Tarea asignada 1: Copia el tramo del comentario sobre el Evangelio de Lucas que va desde "Hoy, el evangelista" hasta "el beneficio recibido.", pero cambia "humildes de corazón" por "sencillos de corazón".
Tarea asignada 2: Retoma el comentario sobre el Evangelio de Lucas y continúalo a partir de su última frase, por favor.

Fragmento de texto:
········

Hoy, el evangelista Lucas nos narra el hecho que da lugar al agradecimiento de Jesús para con su Padre por los beneficios que ha otorgado a la Humanidad. Agradece la revelación concedida a los humildes de corazón, a los pequeños en el Reino. Jesús muestra su alegría al ver que éstos admiten, entienden y practican lo que Dios da a conocer por medio de Él. En otras ocasiones, en su diálogo íntimo con el Padre, también le dará gracias porque siempre le escucha. Alaba al samaritano leproso que, una vez curado de su enfermedad —junto con otros nueve—, regresa sólo él donde está Jesús para darle las gracias por el beneficio recibido.

········

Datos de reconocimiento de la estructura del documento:
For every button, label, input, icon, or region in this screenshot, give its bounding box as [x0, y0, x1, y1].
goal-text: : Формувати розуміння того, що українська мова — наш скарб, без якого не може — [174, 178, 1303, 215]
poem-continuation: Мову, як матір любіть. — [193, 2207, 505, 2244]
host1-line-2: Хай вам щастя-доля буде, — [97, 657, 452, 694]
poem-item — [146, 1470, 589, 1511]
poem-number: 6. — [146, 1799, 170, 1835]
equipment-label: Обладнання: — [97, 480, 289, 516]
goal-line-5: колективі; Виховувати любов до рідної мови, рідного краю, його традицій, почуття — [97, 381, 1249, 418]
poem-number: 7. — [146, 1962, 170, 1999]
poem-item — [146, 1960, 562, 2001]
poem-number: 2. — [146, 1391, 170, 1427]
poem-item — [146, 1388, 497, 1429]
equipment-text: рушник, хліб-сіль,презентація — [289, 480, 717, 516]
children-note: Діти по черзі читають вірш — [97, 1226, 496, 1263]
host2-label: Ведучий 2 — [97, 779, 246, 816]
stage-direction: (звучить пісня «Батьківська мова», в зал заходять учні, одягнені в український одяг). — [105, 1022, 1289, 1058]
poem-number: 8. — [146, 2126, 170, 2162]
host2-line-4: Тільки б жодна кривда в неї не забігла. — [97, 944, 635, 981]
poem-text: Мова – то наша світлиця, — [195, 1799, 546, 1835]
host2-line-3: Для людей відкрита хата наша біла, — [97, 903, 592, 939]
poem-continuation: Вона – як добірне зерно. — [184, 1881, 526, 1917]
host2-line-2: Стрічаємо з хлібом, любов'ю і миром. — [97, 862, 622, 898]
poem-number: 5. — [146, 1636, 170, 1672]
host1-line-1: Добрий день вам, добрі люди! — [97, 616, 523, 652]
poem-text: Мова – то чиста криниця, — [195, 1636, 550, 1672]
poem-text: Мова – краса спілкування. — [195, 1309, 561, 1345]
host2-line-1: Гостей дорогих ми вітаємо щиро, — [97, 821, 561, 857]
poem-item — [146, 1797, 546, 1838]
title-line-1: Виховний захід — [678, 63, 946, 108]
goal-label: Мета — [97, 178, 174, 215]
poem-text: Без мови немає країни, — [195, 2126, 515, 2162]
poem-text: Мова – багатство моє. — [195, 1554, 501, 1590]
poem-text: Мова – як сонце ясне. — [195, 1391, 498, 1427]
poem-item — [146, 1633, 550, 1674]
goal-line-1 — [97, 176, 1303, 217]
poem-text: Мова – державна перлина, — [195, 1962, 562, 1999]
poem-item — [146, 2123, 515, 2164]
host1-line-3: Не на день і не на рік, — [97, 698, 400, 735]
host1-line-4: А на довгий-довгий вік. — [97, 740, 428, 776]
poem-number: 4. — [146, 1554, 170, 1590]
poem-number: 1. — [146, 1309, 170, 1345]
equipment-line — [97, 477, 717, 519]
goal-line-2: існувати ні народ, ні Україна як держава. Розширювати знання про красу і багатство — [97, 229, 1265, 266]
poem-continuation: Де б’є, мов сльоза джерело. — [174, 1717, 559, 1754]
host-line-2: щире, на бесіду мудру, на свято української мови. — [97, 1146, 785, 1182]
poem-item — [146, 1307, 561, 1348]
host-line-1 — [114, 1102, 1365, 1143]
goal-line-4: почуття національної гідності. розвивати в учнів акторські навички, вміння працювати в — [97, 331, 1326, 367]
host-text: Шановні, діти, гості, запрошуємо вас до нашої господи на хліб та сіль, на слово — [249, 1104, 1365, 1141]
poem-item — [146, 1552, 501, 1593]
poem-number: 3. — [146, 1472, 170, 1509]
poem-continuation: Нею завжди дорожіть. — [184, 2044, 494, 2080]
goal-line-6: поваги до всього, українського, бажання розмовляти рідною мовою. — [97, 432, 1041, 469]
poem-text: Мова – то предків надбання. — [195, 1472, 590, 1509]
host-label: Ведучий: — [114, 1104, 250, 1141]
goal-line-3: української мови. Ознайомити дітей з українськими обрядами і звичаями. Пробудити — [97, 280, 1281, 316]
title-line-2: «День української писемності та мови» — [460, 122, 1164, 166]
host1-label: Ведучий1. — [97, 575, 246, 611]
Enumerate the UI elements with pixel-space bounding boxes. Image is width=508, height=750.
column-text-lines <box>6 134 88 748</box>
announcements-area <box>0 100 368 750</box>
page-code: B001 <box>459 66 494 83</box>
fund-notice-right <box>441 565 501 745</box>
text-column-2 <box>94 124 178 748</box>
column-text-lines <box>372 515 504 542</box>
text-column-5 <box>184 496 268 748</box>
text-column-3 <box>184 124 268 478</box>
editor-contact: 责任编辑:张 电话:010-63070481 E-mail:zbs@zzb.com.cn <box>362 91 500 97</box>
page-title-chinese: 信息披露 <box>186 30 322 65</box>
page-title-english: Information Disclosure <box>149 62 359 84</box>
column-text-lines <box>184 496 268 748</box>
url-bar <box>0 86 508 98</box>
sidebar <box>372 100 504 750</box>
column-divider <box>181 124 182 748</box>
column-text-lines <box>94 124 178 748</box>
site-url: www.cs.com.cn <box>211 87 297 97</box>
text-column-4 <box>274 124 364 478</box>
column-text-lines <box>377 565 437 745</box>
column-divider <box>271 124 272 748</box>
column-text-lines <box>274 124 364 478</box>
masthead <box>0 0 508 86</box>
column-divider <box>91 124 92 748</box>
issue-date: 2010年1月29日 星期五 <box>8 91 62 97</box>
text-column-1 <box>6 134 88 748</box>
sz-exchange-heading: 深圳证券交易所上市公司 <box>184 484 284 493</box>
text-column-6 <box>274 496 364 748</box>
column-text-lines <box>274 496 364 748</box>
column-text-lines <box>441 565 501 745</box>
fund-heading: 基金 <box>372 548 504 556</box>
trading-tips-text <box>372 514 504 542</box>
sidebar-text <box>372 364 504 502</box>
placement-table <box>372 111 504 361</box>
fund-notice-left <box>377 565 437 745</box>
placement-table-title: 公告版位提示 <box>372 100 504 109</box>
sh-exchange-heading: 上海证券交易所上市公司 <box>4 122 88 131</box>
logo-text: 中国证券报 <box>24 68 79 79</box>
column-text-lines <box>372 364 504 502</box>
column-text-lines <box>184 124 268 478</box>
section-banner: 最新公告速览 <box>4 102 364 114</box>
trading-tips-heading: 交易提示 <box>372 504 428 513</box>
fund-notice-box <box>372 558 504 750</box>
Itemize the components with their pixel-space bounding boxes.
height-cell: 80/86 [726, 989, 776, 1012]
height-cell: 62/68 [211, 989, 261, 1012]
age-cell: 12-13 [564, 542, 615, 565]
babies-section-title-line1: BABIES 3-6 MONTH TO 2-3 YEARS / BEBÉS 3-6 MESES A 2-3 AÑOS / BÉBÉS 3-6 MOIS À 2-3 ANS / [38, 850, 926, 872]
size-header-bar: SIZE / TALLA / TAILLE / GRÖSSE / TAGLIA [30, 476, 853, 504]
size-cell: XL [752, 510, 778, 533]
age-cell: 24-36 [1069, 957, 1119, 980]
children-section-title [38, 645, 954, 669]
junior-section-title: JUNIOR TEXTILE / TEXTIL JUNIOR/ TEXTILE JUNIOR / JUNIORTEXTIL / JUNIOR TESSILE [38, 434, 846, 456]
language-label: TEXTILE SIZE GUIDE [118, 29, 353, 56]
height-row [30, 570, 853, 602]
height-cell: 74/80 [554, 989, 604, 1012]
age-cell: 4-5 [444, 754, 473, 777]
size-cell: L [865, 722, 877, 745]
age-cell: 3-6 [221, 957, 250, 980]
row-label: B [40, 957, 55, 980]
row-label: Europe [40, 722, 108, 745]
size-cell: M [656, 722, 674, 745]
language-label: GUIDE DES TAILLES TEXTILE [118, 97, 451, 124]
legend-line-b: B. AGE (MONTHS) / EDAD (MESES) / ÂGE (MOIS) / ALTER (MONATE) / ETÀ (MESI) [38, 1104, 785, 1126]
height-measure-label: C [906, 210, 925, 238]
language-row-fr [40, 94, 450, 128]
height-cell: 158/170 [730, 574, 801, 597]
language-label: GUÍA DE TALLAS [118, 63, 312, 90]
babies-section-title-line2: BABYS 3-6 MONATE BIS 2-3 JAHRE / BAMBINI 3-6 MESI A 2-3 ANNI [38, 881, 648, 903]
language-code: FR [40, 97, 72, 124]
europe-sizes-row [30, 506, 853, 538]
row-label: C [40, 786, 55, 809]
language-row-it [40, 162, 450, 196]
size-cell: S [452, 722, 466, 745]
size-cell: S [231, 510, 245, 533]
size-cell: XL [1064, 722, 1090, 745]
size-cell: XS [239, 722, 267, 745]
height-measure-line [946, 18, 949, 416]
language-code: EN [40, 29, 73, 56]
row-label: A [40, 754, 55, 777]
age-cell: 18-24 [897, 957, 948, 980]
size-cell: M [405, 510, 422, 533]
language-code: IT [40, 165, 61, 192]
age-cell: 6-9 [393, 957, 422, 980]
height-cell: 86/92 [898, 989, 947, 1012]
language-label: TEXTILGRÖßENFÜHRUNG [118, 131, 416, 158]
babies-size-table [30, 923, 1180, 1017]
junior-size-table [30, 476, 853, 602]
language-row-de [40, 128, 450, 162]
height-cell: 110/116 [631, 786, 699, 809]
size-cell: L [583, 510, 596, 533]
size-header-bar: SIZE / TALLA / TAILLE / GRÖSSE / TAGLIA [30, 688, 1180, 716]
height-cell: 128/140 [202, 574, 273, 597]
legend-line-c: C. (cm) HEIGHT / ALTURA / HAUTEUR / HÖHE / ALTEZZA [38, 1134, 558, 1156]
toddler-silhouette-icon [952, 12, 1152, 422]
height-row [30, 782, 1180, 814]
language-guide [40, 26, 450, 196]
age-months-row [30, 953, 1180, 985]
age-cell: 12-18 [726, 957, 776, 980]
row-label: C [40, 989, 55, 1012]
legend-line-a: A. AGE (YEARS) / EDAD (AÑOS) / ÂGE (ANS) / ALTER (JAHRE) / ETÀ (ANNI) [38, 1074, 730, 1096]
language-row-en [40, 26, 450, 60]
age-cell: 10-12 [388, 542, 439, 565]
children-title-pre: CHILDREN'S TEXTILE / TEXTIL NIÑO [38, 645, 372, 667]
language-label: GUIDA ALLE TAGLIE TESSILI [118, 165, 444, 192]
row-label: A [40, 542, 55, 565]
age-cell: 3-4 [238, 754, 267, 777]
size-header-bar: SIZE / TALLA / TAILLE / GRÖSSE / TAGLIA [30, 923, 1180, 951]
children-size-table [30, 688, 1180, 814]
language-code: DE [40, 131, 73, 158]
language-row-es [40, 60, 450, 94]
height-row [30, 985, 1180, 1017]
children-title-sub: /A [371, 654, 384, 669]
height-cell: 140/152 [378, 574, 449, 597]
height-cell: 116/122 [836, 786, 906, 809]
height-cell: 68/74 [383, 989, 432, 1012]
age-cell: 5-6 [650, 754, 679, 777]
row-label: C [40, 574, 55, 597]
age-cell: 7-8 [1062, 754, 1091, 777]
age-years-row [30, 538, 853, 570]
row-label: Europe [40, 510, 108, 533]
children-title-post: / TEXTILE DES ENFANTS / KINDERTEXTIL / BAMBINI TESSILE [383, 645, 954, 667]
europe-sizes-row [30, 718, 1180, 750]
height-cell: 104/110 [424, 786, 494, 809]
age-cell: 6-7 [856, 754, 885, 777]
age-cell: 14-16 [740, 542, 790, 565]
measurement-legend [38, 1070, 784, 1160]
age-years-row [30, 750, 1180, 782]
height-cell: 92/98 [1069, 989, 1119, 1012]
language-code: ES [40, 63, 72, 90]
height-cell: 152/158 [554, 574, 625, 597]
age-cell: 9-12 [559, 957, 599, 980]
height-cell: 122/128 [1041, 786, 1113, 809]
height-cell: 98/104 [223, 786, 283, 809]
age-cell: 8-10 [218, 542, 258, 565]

········

Resultado del ejercicio 1:
Hoy, el evangelista Lucas nos narra el hecho que da lugar al agradecimiento de Jesús para con su Padre por los beneficios que ha otorgado a la Humanidad. Agradece la revelación concedida a los sencillos de corazón, a los pequeños en el Reino. Jesús muestra su alegría al ver que éstos admiten, entienden y practican lo que Dios da a conocer por medio de Él. En otras ocasiones, en su diálogo íntimo con el Padre, también le dará gracias porque siempre le escucha. Alaba al samaritano leproso que, una vez curado de su enfermedad —junto con otros nueve—, regresa sólo él donde está Jesús para darle las gracias por el beneficio recibido.

Resultado del ejercicio 2:
Escribe san Agustín: «¿Podemos llevar algo mejor en el corazón, pronunciarlo con la boca, escribirlo con la pluma, que estas palabras: ‘Gracias a Dios’? No hay nada que pueda decirse con mayor brevedad, ni oír con mayor alegría, ni sentirse con mayor elevación, ni hacer con mayor utilidad». Así debemos actuar siempre con Dios y con el prójimo, incluso por los dones que desconocemos, como escribía san Josemaría Escrivá. Gratitud para con los padres, los amigos, los maestros, los compañeros. Para con todos los que nos ayuden, nos estimulen, nos sirvan. Gratitud también, como es lógico, con nuestra Madre, la Iglesia.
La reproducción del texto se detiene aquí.